Instruction: Tally the lines that contain the string "JSON" and state that total without comment.

* START Given information *

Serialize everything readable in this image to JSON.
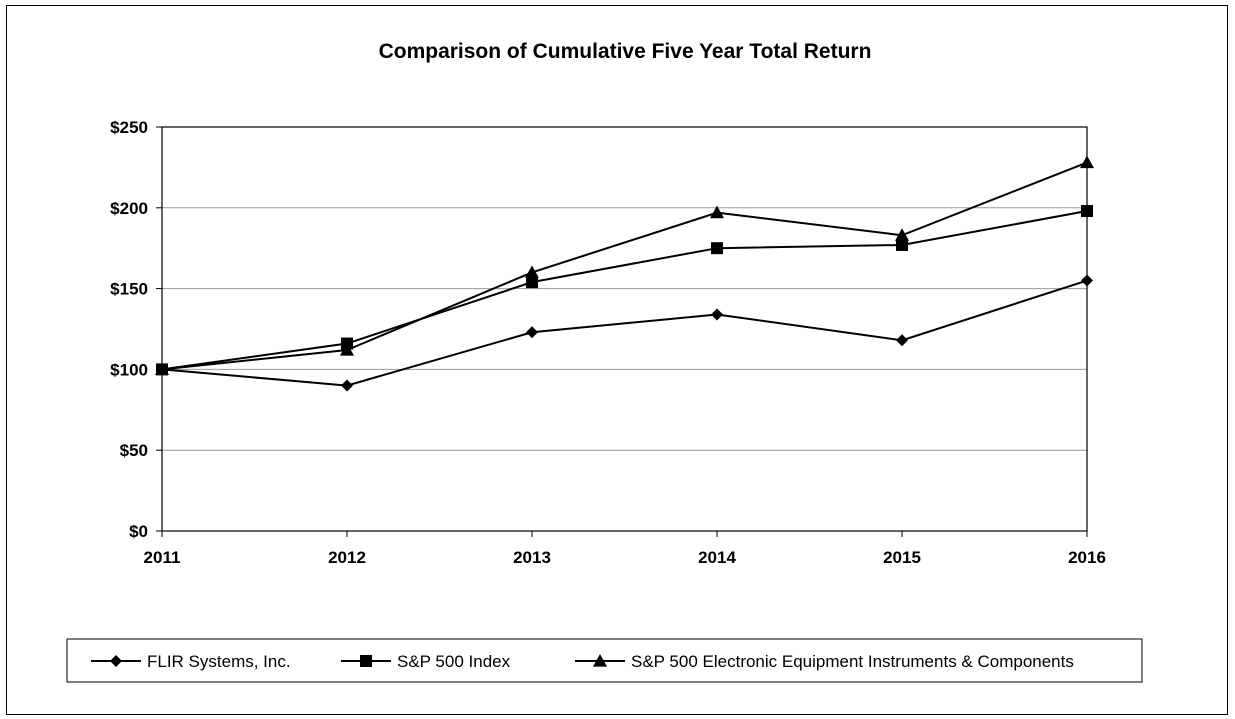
{
  "chart_data": {
    "type": "line",
    "title": "Comparison of Cumulative Five Year Total Return",
    "xlabel": "",
    "ylabel": "",
    "categories": [
      "2011",
      "2012",
      "2013",
      "2014",
      "2015",
      "2016"
    ],
    "ylim": [
      0,
      250
    ],
    "y_ticks": [
      0,
      50,
      100,
      150,
      200,
      250
    ],
    "y_tick_labels": [
      "$0",
      "$50",
      "$100",
      "$150",
      "$200",
      "$250"
    ],
    "grid": true,
    "legend_position": "bottom",
    "series": [
      {
        "name": "FLIR Systems, Inc.",
        "marker": "diamond",
        "values": [
          100,
          90,
          123,
          134,
          118,
          155
        ]
      },
      {
        "name": "S&P 500 Index",
        "marker": "square",
        "values": [
          100,
          116,
          154,
          175,
          177,
          198
        ]
      },
      {
        "name": "S&P 500 Electronic Equipment Instruments & Components",
        "marker": "triangle",
        "values": [
          100,
          112,
          160,
          197,
          183,
          228
        ]
      }
    ],
    "colors": {
      "line": "#000000",
      "grid": "#9a9a9a",
      "axis": "#000000"
    }
  }
}
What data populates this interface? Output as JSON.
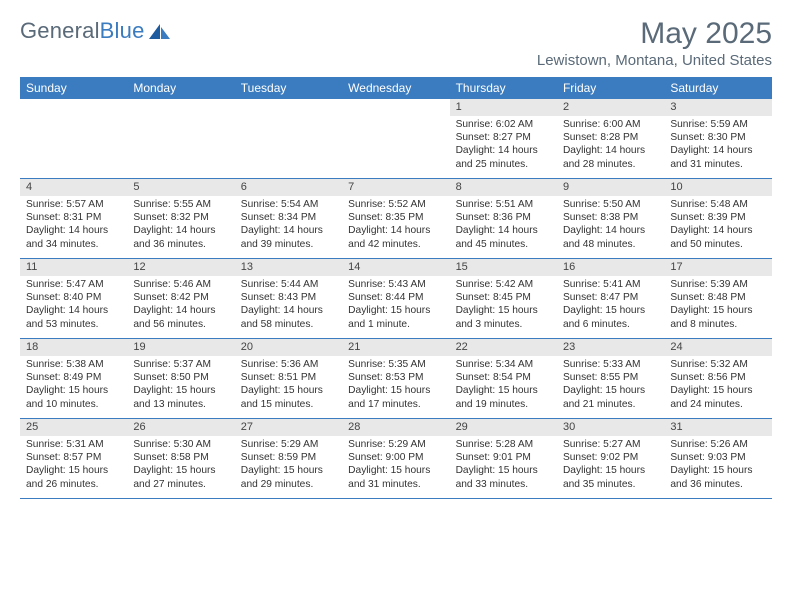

* END Given information *

Solution to this task: 2